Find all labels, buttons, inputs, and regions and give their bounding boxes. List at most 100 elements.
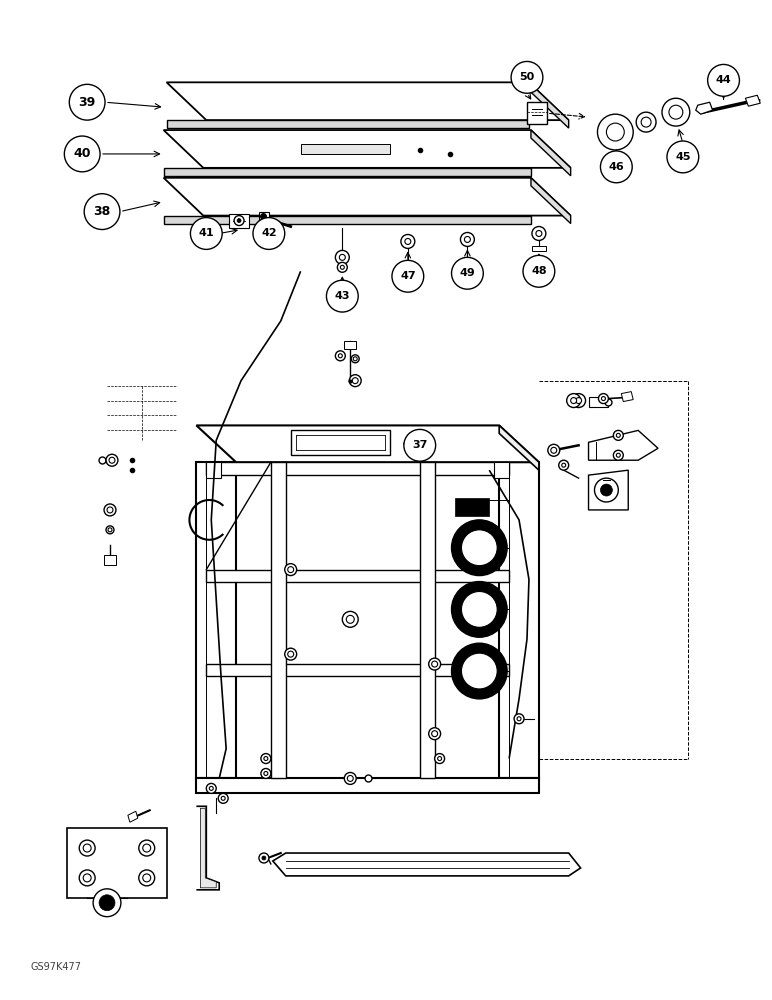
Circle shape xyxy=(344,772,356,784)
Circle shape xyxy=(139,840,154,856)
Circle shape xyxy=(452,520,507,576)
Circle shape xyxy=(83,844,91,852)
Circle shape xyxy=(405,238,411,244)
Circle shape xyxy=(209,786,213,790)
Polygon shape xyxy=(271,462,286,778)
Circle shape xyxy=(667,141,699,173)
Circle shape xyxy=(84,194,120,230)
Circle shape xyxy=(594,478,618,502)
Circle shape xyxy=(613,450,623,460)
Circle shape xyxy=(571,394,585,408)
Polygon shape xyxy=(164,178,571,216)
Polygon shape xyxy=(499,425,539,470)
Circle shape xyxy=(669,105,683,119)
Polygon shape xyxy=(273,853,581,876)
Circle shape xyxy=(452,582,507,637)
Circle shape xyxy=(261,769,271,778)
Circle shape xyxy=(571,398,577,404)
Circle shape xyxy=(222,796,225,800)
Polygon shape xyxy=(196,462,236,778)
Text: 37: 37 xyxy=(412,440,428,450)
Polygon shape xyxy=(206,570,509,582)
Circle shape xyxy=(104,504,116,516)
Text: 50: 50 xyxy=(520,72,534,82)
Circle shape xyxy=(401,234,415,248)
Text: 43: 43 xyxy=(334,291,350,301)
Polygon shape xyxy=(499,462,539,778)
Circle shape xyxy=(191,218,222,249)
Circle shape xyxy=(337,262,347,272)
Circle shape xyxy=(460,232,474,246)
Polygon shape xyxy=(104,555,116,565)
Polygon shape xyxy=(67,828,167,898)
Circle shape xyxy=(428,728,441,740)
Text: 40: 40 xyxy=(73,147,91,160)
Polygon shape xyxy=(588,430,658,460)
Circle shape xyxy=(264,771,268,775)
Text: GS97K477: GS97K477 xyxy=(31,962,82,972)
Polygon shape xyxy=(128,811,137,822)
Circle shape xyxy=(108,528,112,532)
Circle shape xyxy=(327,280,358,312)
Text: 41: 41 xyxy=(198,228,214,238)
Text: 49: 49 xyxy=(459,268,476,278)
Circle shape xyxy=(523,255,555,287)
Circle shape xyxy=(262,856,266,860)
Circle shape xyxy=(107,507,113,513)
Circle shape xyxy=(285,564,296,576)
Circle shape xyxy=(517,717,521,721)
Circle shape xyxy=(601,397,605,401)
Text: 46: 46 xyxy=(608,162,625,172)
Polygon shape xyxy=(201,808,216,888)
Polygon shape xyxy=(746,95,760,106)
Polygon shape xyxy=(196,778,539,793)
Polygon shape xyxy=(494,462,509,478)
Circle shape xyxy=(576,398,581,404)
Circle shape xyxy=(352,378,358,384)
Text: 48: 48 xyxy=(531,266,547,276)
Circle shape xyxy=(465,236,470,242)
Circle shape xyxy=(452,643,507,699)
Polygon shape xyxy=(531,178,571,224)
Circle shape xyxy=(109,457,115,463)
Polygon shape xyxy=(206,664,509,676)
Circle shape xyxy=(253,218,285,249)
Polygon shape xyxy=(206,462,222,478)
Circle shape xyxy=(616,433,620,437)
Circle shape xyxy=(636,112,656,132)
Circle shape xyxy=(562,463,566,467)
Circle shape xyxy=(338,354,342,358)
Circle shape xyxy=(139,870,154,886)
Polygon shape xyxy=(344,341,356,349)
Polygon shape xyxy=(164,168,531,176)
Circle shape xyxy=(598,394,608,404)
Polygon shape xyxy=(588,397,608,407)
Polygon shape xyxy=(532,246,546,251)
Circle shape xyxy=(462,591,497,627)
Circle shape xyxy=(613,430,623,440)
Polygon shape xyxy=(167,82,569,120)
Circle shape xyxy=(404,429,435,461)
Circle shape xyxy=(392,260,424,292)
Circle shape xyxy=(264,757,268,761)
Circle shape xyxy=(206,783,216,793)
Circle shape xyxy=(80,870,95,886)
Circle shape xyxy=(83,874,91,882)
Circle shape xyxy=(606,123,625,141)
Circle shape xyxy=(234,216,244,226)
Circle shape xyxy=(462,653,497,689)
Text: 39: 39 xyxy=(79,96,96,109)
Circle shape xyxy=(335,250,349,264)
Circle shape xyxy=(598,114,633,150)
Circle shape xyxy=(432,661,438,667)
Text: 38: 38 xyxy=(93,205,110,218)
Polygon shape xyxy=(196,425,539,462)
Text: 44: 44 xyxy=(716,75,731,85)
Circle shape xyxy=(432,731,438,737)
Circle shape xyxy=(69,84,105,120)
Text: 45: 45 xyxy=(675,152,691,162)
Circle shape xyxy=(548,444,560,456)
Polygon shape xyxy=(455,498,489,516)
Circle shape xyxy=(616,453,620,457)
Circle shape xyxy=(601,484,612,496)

+---+

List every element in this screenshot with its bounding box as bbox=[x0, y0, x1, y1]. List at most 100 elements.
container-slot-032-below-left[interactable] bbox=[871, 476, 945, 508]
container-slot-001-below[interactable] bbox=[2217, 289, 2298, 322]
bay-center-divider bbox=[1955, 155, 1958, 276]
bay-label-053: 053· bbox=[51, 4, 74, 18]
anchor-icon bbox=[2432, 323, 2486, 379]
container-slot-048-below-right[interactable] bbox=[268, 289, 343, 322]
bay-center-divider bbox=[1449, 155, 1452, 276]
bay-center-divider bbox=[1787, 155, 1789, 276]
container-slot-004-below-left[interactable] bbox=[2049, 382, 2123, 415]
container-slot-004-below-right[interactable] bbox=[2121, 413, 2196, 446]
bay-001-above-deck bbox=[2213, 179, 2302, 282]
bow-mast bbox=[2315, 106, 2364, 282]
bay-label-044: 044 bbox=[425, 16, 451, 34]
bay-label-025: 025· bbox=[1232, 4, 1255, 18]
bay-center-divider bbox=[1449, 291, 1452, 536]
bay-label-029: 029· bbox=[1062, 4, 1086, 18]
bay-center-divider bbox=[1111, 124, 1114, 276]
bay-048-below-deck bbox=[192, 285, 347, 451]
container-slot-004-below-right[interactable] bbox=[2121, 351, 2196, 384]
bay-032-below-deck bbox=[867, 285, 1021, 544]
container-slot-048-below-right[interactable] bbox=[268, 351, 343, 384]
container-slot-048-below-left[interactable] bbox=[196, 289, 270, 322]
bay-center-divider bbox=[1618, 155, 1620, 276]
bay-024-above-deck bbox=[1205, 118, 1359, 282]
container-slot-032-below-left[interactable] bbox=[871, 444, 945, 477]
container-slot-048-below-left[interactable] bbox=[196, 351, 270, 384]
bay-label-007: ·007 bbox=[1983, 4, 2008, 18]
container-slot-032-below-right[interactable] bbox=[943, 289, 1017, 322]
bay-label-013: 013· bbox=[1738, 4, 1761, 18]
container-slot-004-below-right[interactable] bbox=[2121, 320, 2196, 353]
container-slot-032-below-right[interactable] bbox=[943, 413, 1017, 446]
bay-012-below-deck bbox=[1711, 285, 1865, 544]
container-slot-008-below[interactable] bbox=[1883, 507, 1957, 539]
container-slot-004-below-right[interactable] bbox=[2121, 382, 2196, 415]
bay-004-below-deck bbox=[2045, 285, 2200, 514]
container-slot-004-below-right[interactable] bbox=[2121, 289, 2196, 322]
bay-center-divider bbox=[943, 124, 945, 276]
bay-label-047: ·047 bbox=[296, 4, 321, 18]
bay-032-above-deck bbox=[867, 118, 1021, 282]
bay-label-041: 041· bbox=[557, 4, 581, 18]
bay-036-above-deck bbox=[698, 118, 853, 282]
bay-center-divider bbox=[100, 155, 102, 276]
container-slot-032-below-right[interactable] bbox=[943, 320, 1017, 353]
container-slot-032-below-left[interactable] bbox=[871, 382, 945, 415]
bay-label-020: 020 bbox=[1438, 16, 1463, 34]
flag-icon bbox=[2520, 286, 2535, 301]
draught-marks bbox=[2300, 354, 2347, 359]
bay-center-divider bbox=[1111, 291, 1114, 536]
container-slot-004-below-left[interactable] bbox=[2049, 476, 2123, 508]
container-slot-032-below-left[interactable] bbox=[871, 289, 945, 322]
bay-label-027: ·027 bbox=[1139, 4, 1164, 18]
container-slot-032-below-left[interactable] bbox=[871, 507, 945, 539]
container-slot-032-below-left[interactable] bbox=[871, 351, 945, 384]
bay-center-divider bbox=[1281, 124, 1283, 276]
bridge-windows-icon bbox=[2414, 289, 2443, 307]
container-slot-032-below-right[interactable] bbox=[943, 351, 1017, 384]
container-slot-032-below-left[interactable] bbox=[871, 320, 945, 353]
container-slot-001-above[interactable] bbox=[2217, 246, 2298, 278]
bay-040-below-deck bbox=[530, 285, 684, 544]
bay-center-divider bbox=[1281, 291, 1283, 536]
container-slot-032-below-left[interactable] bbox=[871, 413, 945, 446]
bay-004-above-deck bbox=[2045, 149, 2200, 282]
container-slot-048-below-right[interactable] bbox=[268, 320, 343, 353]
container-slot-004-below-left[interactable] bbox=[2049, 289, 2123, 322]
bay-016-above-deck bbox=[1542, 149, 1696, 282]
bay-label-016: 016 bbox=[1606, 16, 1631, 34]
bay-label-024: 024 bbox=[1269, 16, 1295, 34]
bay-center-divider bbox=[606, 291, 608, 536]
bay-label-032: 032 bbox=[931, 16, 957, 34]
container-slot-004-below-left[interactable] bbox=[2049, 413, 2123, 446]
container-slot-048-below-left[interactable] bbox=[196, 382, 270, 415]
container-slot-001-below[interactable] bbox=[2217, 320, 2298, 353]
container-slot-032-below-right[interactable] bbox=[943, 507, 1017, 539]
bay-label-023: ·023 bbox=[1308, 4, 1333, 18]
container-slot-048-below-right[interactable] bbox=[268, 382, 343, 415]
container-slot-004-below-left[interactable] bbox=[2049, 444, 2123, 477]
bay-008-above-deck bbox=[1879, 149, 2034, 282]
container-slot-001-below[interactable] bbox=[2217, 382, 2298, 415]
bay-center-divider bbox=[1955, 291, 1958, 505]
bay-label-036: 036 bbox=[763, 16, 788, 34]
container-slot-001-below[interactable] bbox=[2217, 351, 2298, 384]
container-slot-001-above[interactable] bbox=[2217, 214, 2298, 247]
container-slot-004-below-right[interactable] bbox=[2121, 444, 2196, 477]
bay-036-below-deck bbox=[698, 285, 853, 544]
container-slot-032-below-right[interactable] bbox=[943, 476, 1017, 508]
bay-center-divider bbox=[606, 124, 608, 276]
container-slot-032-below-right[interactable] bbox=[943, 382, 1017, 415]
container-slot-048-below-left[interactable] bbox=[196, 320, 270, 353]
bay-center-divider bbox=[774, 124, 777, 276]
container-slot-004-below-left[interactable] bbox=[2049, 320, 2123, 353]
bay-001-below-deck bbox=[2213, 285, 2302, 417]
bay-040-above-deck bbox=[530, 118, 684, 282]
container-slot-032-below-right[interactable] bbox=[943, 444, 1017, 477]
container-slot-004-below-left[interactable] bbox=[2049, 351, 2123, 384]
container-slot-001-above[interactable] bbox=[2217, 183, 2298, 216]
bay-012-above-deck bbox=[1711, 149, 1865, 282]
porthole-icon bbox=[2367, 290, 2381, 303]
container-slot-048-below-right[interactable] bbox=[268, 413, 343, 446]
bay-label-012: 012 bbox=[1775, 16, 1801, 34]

+---+

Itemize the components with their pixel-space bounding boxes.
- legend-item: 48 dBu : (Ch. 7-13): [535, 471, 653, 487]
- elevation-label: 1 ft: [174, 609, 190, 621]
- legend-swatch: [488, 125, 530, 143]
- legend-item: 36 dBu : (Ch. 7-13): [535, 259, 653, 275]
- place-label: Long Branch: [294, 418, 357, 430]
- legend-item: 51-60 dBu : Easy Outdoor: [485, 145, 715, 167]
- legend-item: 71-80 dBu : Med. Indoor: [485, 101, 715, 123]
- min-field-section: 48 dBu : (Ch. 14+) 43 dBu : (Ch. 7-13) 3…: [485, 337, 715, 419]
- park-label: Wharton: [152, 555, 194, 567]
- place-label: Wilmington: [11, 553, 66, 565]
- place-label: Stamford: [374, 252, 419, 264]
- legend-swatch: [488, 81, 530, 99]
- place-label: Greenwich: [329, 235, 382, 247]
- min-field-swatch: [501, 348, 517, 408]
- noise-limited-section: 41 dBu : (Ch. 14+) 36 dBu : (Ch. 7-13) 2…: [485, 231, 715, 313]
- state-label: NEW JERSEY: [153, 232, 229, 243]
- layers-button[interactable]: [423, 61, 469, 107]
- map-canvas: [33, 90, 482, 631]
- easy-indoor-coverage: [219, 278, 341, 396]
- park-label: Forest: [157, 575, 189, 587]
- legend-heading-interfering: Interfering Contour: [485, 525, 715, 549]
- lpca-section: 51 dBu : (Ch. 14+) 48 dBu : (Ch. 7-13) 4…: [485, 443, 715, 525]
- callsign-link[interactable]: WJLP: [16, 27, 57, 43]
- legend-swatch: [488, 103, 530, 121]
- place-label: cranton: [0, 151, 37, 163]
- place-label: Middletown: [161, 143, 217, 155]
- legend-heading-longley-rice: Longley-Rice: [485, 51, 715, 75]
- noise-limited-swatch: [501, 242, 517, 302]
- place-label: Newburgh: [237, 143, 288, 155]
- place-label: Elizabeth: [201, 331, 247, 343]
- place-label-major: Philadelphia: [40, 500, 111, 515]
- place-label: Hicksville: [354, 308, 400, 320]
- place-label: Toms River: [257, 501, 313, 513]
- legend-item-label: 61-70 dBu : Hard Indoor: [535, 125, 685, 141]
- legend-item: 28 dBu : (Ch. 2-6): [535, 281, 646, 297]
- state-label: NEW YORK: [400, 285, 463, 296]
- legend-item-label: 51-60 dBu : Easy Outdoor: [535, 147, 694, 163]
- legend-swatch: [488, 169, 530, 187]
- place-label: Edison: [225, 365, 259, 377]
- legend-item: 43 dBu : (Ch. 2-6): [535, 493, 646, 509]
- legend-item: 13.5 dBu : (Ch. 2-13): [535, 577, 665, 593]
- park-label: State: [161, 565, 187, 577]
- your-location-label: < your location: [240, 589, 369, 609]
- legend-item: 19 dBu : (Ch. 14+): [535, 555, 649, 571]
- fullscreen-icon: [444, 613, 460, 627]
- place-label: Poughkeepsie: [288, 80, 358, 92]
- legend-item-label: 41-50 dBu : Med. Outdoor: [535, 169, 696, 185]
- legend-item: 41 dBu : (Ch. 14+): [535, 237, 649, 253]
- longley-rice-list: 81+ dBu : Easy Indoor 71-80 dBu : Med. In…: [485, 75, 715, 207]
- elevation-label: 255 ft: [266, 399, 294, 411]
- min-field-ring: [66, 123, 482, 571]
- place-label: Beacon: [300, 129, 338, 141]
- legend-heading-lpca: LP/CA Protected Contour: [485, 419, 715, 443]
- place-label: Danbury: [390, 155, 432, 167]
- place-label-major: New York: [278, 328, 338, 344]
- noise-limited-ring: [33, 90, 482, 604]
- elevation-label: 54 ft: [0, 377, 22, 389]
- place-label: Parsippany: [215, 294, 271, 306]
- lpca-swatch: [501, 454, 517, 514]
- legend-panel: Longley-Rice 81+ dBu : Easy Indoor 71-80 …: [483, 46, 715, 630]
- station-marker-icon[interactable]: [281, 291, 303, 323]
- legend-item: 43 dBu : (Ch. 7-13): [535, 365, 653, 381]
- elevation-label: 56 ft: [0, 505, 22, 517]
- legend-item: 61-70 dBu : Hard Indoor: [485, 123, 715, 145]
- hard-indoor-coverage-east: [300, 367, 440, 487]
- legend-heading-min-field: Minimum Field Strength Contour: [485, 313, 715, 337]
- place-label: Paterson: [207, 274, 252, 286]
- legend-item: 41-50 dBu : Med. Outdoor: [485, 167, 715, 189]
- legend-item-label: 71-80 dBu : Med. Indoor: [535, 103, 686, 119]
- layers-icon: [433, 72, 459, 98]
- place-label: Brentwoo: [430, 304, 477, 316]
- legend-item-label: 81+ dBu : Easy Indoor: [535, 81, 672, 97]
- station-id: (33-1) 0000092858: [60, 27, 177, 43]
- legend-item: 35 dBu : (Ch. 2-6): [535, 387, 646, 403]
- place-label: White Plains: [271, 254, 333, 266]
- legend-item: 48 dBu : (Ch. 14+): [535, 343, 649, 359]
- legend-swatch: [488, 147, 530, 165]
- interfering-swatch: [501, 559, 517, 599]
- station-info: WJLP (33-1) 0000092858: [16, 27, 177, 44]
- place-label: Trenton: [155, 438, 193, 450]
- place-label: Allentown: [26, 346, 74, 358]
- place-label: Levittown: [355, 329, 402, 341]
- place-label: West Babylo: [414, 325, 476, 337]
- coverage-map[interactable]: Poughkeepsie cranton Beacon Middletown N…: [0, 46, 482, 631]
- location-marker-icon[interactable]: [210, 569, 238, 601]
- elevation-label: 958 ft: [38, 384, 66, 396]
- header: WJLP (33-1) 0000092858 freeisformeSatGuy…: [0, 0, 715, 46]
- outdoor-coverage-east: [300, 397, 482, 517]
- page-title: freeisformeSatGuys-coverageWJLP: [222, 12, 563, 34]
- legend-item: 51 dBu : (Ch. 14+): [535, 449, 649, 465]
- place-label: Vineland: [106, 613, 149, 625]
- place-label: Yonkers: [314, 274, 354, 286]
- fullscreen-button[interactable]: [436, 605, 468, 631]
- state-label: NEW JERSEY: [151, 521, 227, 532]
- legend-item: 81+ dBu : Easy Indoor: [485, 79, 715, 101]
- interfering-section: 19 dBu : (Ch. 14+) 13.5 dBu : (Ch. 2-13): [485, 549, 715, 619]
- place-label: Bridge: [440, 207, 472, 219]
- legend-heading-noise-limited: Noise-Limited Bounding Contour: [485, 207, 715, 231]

+---+

AIM
Recast the data as a numbered list. Begin at the line that contains "List every element", stop after the line that contains "bay-center-divider bbox=[1449, 291, 1452, 536]", include both of those lines, and leave out any blank lines.

SOLUTION FOR THIS TASK
1. List every element in this screenshot with its bounding box as bbox=[x0, y0, x1, y1]. List at most 100 elements.
2. container-slot-032-below-left[interactable] bbox=[871, 476, 945, 508]
3. container-slot-001-below[interactable] bbox=[2217, 289, 2298, 322]
4. bay-center-divider bbox=[1955, 155, 1958, 276]
5. bay-label-053: 053· bbox=[51, 4, 74, 18]
6. anchor-icon bbox=[2432, 323, 2486, 379]
7. container-slot-048-below-right[interactable] bbox=[268, 289, 343, 322]
8. bay-center-divider bbox=[1449, 155, 1452, 276]
9. bay-center-divider bbox=[1787, 155, 1789, 276]
10. container-slot-004-below-left[interactable] bbox=[2049, 382, 2123, 415]
11. container-slot-004-below-right[interactable] bbox=[2121, 413, 2196, 446]
12. bay-001-above-deck bbox=[2213, 179, 2302, 282]
13. bow-mast bbox=[2315, 106, 2364, 282]
14. bay-label-044: 044 bbox=[425, 16, 451, 34]
15. bay-label-025: 025· bbox=[1232, 4, 1255, 18]
16. bay-center-divider bbox=[1449, 291, 1452, 536]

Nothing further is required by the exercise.